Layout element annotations
━━━━━━
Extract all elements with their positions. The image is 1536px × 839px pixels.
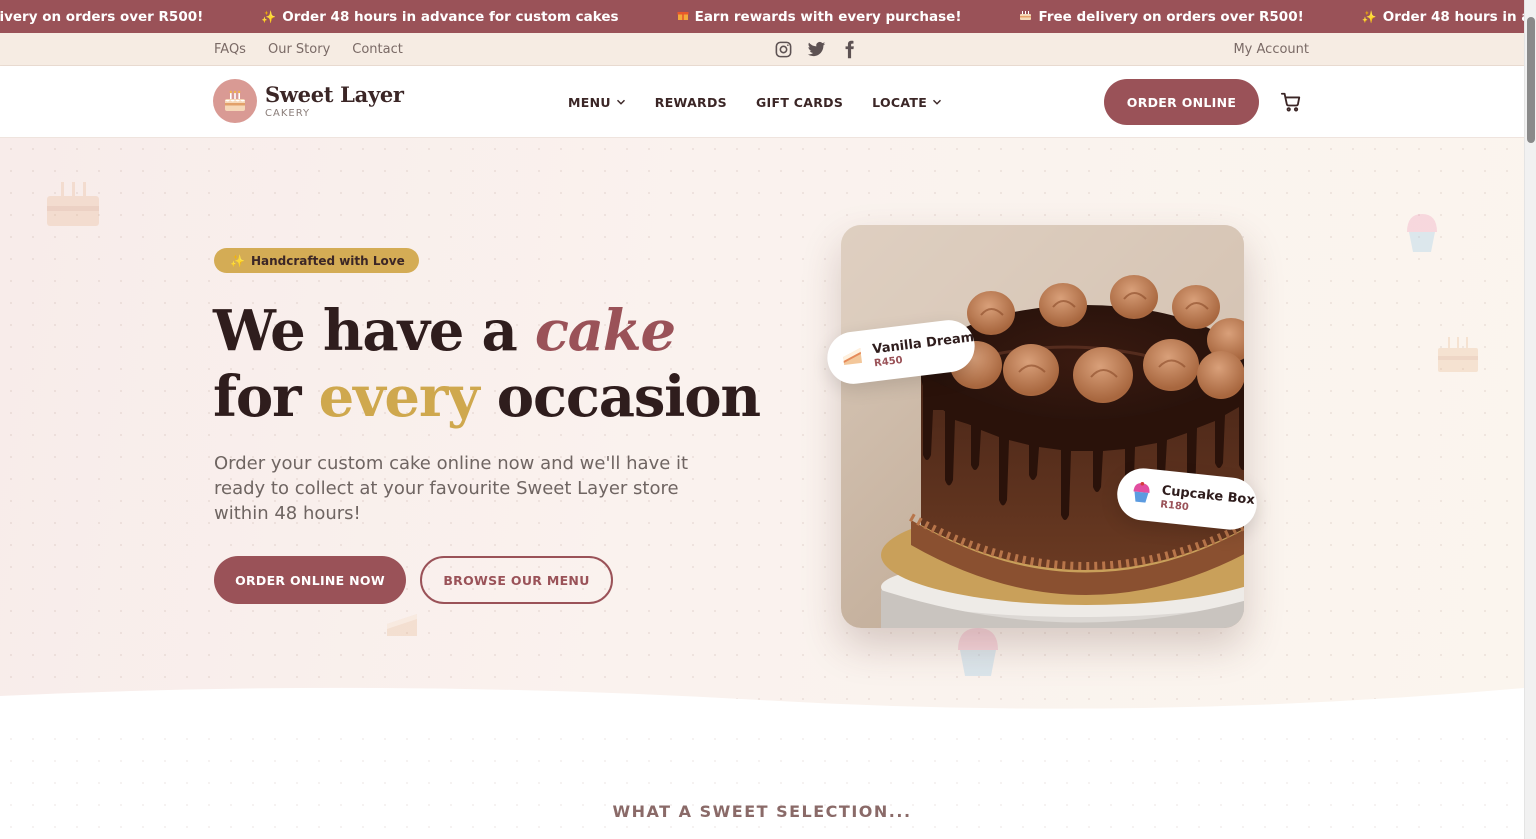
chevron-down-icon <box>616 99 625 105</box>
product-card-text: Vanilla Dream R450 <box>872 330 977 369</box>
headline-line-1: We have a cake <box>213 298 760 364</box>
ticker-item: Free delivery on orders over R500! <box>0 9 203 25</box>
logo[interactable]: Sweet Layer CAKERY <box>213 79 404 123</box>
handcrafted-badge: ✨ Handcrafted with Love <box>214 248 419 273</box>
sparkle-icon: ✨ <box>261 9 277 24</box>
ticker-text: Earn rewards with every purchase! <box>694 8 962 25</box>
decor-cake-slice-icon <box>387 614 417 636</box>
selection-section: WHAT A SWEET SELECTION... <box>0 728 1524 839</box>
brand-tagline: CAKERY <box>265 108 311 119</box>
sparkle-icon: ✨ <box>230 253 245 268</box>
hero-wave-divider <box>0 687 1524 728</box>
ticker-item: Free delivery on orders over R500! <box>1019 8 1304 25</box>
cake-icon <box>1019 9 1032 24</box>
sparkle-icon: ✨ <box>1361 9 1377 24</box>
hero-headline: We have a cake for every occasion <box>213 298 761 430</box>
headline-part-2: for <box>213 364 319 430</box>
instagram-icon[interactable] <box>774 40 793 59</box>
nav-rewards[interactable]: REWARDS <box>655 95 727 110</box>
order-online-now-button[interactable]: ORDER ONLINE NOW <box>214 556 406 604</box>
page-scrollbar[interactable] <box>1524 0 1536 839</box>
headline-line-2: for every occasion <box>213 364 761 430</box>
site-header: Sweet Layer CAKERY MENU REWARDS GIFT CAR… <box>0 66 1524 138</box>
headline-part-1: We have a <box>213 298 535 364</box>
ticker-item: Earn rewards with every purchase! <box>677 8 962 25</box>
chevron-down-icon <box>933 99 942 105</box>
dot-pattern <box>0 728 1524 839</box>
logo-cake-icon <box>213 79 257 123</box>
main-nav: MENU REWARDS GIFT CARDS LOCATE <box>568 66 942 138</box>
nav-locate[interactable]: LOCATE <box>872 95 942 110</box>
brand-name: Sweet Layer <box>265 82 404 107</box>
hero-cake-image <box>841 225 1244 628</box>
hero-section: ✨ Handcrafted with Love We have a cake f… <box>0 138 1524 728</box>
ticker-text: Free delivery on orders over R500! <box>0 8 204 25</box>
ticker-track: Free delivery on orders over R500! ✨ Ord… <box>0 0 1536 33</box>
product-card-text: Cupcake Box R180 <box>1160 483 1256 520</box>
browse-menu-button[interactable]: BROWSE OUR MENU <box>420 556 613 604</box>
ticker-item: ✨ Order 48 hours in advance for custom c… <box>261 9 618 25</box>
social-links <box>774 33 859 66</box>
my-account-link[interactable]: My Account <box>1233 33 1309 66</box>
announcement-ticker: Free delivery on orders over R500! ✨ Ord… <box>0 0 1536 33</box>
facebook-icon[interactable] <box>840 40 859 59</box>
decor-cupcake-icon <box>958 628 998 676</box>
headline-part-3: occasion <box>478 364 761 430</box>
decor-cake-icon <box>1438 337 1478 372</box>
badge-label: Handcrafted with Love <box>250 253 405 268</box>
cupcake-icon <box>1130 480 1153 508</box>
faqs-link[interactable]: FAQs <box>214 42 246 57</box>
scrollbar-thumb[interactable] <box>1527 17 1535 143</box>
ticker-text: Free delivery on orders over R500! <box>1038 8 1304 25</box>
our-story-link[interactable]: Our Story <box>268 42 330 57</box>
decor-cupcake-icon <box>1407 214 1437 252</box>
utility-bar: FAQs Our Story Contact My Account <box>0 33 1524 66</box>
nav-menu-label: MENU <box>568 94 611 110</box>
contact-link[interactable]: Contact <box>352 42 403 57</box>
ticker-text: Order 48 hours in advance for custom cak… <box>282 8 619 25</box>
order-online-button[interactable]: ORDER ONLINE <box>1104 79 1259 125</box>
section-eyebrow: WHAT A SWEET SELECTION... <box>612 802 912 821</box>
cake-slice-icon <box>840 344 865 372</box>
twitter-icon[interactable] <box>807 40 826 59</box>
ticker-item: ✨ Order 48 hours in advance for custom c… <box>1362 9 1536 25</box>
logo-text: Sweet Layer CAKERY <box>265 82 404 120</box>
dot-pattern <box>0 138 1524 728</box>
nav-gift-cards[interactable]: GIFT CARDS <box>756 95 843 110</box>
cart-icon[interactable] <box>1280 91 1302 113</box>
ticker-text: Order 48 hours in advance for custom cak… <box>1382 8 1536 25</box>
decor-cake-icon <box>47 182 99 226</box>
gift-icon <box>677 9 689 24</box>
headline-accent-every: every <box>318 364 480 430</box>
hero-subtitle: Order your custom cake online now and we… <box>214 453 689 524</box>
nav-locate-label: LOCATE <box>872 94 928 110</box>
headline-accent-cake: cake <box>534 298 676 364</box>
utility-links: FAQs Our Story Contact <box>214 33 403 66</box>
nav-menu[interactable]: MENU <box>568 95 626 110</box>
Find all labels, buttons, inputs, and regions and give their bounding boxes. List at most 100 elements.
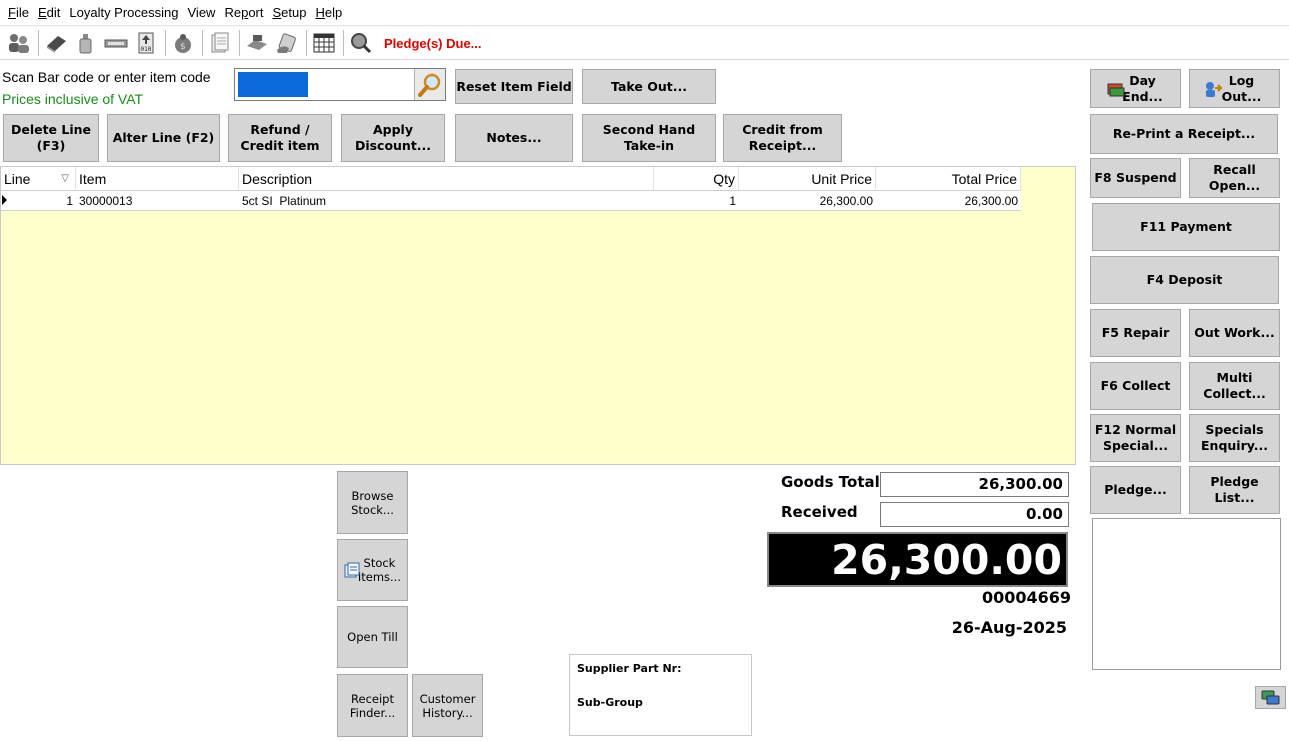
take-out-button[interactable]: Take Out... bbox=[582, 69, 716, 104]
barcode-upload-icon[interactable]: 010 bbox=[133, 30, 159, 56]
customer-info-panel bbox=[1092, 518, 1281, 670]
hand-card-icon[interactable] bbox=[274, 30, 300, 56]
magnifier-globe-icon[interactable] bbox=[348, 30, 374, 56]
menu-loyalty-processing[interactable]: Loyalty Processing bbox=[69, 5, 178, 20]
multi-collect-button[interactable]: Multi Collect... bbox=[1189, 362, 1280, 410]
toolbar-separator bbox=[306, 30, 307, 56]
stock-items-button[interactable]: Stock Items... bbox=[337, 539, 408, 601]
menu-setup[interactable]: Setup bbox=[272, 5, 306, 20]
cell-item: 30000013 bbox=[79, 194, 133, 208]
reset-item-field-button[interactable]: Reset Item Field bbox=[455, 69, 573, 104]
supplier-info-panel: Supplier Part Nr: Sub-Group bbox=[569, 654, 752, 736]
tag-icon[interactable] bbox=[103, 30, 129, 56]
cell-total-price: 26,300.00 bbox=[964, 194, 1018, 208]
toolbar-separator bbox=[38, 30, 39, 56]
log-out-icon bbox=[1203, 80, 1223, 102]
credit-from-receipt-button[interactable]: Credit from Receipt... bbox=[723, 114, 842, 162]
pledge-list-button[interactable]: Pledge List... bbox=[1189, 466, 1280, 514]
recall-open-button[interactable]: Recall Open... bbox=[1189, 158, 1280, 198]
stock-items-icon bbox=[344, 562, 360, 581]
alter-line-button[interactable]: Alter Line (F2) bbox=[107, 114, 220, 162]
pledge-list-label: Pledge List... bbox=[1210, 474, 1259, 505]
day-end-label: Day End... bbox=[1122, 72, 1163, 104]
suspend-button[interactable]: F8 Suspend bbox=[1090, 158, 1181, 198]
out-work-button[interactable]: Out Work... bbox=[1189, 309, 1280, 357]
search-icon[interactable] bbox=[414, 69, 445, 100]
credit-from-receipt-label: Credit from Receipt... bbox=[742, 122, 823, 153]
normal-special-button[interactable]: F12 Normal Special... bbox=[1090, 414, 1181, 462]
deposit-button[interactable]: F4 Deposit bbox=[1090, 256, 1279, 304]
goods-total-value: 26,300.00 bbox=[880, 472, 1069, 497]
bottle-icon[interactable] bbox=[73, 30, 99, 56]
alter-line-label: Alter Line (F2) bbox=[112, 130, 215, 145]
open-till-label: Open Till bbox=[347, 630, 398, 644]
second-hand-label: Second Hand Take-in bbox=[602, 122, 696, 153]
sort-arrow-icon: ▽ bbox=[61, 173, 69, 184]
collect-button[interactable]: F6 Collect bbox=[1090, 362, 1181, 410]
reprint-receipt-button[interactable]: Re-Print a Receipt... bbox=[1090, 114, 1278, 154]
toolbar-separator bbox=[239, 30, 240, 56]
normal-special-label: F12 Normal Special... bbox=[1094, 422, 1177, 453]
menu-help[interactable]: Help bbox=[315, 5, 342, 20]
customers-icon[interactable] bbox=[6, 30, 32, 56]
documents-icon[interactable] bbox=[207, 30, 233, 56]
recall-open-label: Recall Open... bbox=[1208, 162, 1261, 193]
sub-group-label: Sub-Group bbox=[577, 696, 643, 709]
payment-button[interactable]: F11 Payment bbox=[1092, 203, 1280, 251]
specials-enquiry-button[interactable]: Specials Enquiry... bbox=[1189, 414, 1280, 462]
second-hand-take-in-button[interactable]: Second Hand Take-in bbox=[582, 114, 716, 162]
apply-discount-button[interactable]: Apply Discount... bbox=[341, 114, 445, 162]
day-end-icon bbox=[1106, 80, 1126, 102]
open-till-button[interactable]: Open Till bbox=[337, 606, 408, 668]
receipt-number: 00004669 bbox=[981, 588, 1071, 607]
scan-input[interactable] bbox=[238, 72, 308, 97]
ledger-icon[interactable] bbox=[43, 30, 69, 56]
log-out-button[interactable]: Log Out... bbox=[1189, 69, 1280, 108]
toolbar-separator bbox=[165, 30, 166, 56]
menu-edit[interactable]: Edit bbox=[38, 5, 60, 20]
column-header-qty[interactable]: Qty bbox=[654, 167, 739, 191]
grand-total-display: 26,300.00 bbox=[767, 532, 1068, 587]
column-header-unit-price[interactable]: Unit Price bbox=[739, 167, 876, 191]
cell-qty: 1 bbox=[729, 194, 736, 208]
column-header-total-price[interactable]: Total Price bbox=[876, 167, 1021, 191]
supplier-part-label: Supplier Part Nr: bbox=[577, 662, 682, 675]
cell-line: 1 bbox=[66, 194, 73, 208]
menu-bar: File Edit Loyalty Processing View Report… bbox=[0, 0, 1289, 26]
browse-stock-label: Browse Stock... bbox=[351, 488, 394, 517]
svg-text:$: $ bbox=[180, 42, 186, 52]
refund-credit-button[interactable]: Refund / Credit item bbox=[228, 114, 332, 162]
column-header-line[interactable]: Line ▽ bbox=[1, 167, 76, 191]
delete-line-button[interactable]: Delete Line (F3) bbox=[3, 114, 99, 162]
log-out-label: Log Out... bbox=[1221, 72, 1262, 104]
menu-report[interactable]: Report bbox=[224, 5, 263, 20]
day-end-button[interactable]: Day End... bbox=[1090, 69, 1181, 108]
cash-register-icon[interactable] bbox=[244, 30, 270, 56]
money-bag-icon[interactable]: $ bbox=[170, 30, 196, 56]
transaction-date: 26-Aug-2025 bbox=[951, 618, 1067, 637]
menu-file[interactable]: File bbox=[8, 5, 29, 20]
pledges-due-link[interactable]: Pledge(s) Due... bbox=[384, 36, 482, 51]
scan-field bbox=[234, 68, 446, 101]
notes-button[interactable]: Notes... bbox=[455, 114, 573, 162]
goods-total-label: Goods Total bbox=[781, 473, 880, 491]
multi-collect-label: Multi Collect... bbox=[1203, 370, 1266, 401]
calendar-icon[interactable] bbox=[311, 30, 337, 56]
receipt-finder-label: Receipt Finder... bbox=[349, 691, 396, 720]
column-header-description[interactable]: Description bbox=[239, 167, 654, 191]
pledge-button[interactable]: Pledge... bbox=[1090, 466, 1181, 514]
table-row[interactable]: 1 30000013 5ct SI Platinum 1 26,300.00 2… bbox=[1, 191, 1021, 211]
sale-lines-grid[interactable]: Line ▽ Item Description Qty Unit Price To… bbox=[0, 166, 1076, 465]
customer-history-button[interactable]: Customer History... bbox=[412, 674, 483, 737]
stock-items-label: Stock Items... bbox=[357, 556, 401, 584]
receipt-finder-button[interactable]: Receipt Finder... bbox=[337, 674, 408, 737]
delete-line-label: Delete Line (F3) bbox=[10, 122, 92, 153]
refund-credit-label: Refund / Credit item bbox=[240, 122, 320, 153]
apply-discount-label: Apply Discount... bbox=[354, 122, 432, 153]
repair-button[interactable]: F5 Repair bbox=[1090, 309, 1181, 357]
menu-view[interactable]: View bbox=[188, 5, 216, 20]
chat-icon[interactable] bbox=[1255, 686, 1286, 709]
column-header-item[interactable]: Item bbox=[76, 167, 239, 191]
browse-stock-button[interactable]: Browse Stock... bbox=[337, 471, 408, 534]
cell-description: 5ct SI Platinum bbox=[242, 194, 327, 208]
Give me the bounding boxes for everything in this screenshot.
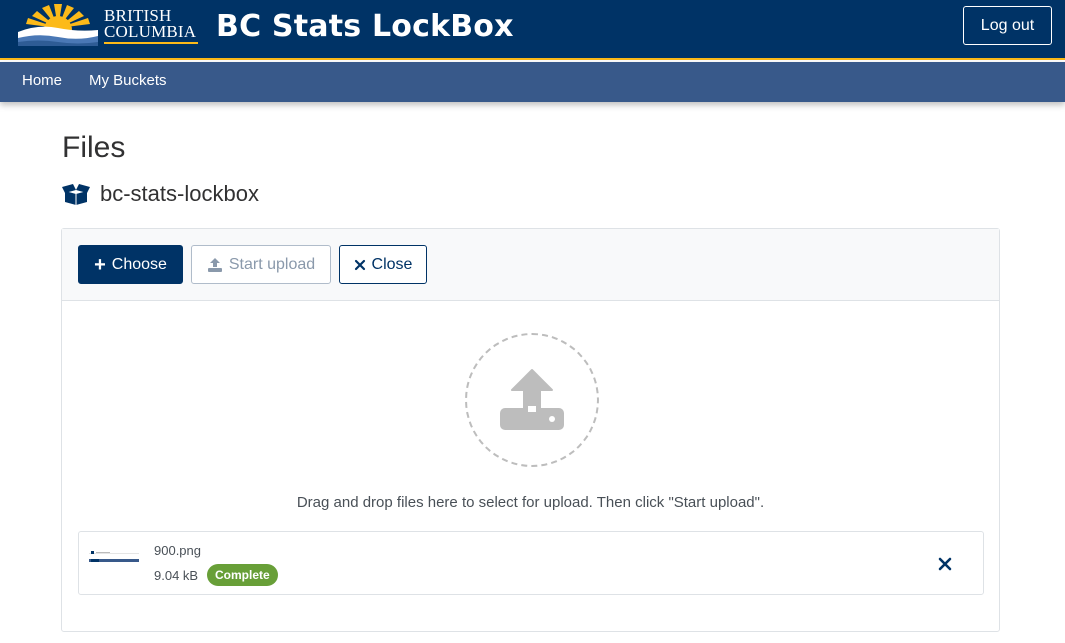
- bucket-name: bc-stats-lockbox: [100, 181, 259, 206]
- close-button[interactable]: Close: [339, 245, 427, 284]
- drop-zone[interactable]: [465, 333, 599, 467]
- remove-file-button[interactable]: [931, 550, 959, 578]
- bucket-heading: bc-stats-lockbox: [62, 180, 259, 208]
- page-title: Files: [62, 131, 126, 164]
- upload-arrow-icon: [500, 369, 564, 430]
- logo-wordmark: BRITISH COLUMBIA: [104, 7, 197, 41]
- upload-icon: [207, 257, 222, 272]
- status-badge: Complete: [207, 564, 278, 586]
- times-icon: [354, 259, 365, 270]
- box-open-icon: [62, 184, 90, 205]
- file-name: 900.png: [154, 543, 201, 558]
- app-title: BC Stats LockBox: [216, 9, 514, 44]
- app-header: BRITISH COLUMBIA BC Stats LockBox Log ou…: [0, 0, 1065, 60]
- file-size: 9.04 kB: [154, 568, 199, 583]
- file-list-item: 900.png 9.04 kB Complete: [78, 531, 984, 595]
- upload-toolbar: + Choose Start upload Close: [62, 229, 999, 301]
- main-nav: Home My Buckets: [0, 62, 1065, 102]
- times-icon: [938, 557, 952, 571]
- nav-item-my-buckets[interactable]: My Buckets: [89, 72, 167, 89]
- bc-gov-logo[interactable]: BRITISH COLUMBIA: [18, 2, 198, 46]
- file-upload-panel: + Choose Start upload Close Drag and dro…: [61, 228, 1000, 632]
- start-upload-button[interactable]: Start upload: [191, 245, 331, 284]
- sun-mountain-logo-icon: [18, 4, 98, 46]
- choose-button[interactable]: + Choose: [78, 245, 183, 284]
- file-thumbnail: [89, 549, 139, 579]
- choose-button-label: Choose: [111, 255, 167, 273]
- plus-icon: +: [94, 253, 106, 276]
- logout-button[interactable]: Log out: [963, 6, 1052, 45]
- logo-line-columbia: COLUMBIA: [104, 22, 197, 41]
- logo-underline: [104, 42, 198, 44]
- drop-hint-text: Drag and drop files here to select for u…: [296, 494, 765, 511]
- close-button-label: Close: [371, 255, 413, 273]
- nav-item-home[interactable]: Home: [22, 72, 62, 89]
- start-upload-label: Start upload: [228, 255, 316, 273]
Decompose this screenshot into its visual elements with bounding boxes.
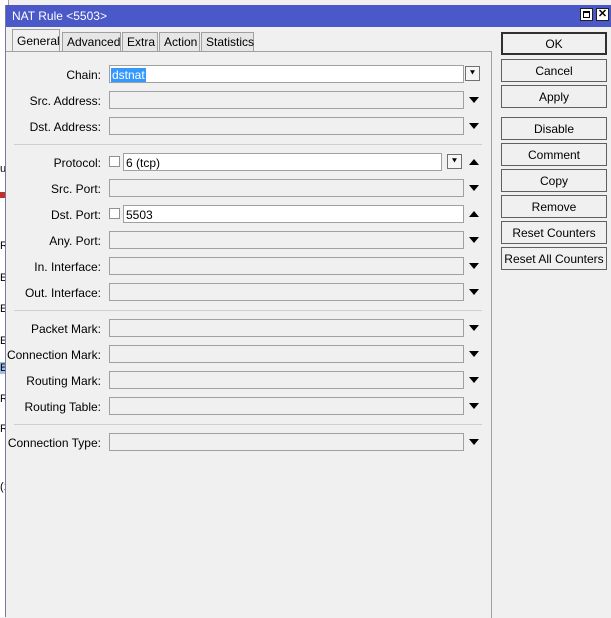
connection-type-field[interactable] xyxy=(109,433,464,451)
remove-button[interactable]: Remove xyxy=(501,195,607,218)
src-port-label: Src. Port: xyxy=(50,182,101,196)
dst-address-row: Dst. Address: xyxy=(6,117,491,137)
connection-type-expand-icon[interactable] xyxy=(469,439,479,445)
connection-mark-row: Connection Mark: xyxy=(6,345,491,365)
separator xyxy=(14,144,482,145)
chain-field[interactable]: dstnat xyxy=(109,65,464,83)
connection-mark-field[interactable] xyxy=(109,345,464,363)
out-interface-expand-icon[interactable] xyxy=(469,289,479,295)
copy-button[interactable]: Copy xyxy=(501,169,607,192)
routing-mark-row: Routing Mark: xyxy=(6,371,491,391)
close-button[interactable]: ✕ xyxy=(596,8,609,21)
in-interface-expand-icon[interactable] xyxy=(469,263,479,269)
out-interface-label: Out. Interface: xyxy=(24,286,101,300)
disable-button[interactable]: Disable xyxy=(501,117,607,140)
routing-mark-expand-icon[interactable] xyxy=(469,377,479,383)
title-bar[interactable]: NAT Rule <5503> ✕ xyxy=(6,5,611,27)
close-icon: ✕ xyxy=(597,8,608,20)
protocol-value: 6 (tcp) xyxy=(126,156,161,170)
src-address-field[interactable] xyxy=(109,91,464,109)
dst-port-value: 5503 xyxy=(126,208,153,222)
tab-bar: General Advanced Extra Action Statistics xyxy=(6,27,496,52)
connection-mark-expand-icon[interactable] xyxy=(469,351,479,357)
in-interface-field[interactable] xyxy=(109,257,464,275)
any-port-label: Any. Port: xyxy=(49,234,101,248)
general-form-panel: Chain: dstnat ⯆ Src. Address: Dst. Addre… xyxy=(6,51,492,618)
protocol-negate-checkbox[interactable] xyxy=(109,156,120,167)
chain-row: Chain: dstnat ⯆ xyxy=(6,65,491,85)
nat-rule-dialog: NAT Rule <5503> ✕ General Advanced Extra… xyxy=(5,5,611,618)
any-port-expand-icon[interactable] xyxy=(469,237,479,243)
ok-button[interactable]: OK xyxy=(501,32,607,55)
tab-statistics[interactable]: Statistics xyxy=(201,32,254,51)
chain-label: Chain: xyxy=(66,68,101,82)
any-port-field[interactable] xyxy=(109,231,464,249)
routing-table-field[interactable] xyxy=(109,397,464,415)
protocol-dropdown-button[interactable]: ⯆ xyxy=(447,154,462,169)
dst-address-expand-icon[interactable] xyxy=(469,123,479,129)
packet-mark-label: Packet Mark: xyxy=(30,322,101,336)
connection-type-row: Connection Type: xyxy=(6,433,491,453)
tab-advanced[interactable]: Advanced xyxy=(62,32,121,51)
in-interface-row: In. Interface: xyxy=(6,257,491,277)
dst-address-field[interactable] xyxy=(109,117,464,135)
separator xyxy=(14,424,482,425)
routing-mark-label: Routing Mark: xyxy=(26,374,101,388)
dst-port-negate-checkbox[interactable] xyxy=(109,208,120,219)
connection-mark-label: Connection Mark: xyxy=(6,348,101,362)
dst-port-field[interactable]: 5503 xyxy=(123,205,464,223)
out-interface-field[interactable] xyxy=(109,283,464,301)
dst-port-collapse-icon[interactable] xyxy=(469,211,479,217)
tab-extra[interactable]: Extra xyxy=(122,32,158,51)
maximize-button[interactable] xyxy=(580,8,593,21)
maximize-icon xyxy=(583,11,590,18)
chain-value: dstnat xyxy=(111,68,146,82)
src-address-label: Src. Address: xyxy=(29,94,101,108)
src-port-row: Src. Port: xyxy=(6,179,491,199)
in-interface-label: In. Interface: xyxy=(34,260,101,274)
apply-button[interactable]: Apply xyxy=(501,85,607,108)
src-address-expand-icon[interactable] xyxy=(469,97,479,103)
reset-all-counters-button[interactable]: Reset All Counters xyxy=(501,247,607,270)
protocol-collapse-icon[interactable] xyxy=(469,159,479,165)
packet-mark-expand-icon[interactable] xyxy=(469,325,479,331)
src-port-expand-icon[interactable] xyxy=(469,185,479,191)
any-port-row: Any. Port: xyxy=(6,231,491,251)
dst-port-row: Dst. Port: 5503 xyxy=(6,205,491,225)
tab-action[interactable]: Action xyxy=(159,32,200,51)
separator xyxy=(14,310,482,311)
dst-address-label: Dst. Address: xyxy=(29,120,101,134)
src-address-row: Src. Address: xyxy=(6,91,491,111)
━━━━━━
Work to do:
Retype the entries verbatim from the line with "connection-type-field[interactable] xyxy=(109,433,464,451)" to the line with "disable-button[interactable]: Disable xyxy=(501,117,607,140)", including both of those lines.

Task output:
connection-type-field[interactable] xyxy=(109,433,464,451)
remove-button[interactable]: Remove xyxy=(501,195,607,218)
src-port-label: Src. Port: xyxy=(50,182,101,196)
dst-address-row: Dst. Address: xyxy=(6,117,491,137)
connection-type-expand-icon[interactable] xyxy=(469,439,479,445)
connection-mark-row: Connection Mark: xyxy=(6,345,491,365)
separator xyxy=(14,144,482,145)
chain-field[interactable]: dstnat xyxy=(109,65,464,83)
connection-mark-field[interactable] xyxy=(109,345,464,363)
out-interface-expand-icon[interactable] xyxy=(469,289,479,295)
copy-button[interactable]: Copy xyxy=(501,169,607,192)
routing-mark-row: Routing Mark: xyxy=(6,371,491,391)
close-button[interactable]: ✕ xyxy=(596,8,609,21)
in-interface-expand-icon[interactable] xyxy=(469,263,479,269)
out-interface-label: Out. Interface: xyxy=(24,286,101,300)
disable-button[interactable]: Disable xyxy=(501,117,607,140)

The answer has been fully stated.